DATA -
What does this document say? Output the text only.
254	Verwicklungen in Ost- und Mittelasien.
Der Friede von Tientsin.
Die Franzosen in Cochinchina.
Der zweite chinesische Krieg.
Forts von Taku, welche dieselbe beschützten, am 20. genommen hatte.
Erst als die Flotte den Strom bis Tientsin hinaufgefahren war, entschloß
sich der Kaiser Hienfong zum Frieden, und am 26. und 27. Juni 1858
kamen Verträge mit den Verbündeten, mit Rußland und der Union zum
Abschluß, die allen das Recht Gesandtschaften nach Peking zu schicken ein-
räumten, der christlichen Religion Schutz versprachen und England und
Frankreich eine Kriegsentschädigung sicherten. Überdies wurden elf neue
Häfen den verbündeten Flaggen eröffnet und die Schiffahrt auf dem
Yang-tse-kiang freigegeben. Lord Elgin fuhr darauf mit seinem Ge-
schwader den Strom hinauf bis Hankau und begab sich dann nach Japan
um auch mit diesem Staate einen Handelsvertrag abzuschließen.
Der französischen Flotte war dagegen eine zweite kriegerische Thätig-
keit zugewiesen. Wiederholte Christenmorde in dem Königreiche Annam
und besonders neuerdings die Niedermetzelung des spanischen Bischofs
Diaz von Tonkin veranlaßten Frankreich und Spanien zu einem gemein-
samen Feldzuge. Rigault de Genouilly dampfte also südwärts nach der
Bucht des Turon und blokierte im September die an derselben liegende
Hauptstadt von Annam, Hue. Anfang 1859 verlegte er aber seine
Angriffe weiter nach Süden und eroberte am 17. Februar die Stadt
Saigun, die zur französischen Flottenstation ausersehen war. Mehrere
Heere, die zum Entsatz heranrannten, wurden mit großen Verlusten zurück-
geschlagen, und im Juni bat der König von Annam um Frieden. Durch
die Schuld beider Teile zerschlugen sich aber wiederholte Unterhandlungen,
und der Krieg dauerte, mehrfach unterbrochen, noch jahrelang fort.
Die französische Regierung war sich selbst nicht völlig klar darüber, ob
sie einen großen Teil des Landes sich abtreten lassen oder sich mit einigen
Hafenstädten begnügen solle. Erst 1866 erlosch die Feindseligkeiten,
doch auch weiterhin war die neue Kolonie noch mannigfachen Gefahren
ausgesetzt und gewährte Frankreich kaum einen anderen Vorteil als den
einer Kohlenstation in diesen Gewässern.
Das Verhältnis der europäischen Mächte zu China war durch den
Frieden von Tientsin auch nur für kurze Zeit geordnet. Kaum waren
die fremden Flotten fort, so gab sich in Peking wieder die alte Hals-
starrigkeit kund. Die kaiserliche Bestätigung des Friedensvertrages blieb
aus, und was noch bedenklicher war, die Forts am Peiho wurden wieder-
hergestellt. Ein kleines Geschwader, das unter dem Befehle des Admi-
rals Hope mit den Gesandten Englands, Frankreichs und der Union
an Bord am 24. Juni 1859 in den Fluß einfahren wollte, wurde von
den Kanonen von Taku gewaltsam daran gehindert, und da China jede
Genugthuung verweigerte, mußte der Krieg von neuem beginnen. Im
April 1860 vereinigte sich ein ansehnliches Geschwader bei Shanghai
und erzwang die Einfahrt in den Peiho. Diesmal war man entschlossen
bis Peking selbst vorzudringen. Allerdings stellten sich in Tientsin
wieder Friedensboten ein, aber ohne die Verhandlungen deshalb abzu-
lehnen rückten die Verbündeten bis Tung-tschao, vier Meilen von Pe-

PROBLEM REQUIREMENTS -
Transcribe all of the records above without altering anything.

ANSWER TO THIS EXERCISE -
What does this document say? Output the text only.
254	Verwicklungen in Ost- und Mittelasien.
Der Friede von Tientsin.
Die Franzosen in Cochinchina.
Der zweite chinesische Krieg.
Forts von Taku, welche dieselbe beschützten, am 20. genommen hatte.
Erst als die Flotte den Strom bis Tientsin hinaufgefahren war, entschloß
sich der Kaiser Hienfong zum Frieden, und am 26. und 27. Juni 1858
kamen Verträge mit den Verbündeten, mit Rußland und der Union zum
Abschluß, die allen das Recht Gesandtschaften nach Peking zu schicken ein-
räumten, der christlichen Religion Schutz versprachen und England und
Frankreich eine Kriegsentschädigung sicherten. Überdies wurden elf neue
Häfen den verbündeten Flaggen eröffnet und die Schiffahrt auf dem
Yang-tse-kiang freigegeben. Lord Elgin fuhr darauf mit seinem Ge-
schwader den Strom hinauf bis Hankau und begab sich dann nach Japan
um auch mit diesem Staate einen Handelsvertrag abzuschließen.
Der französischen Flotte war dagegen eine zweite kriegerische Thätig-
keit zugewiesen. Wiederholte Christenmorde in dem Königreiche Annam
und besonders neuerdings die Niedermetzelung des spanischen Bischofs
Diaz von Tonkin veranlaßten Frankreich und Spanien zu einem gemein-
samen Feldzuge. Rigault de Genouilly dampfte also südwärts nach der
Bucht des Turon und blokierte im September die an derselben liegende
Hauptstadt von Annam, Hue. Anfang 1859 verlegte er aber seine
Angriffe weiter nach Süden und eroberte am 17. Februar die Stadt
Saigun, die zur französischen Flottenstation ausersehen war. Mehrere
Heere, die zum Entsatz heranrannten, wurden mit großen Verlusten zurück-
geschlagen, und im Juni bat der König von Annam um Frieden. Durch
die Schuld beider Teile zerschlugen sich aber wiederholte Unterhandlungen,
und der Krieg dauerte, mehrfach unterbrochen, noch jahrelang fort.
Die französische Regierung war sich selbst nicht völlig klar darüber, ob
sie einen großen Teil des Landes sich abtreten lassen oder sich mit einigen
Hafenstädten begnügen solle. Erst 1866 erlosch die Feindseligkeiten,
doch auch weiterhin war die neue Kolonie noch mannigfachen Gefahren
ausgesetzt und gewährte Frankreich kaum einen anderen Vorteil als den
einer Kohlenstation in diesen Gewässern.
Das Verhältnis der europäischen Mächte zu China war durch den
Frieden von Tientsin auch nur für kurze Zeit geordnet. Kaum waren
die fremden Flotten fort, so gab sich in Peking wieder die alte Hals-
starrigkeit kund. Die kaiserliche Bestätigung des Friedensvertrages blieb
aus, und was noch bedenklicher war, die Forts am Peiho wurden wieder-
hergestellt. Ein kleines Geschwader, das unter dem Befehle des Admi-
rals Hope mit den Gesandten Englands, Frankreichs und der Union
an Bord am 24. Juni 1859 in den Fluß einfahren wollte, wurde von
den Kanonen von Taku gewaltsam daran gehindert, und da China jede
Genugthuung verweigerte, mußte der Krieg von neuem beginnen. Im
April 1860 vereinigte sich ein ansehnliches Geschwader bei Shanghai
und erzwang die Einfahrt in den Peiho. Diesmal war man entschlossen
bis Peking selbst vorzudringen. Allerdings stellten sich in Tientsin
wieder Friedensboten ein, aber ohne die Verhandlungen deshalb abzu-
lehnen rückten die Verbündeten bis Tung-tschao, vier Meilen von Pe-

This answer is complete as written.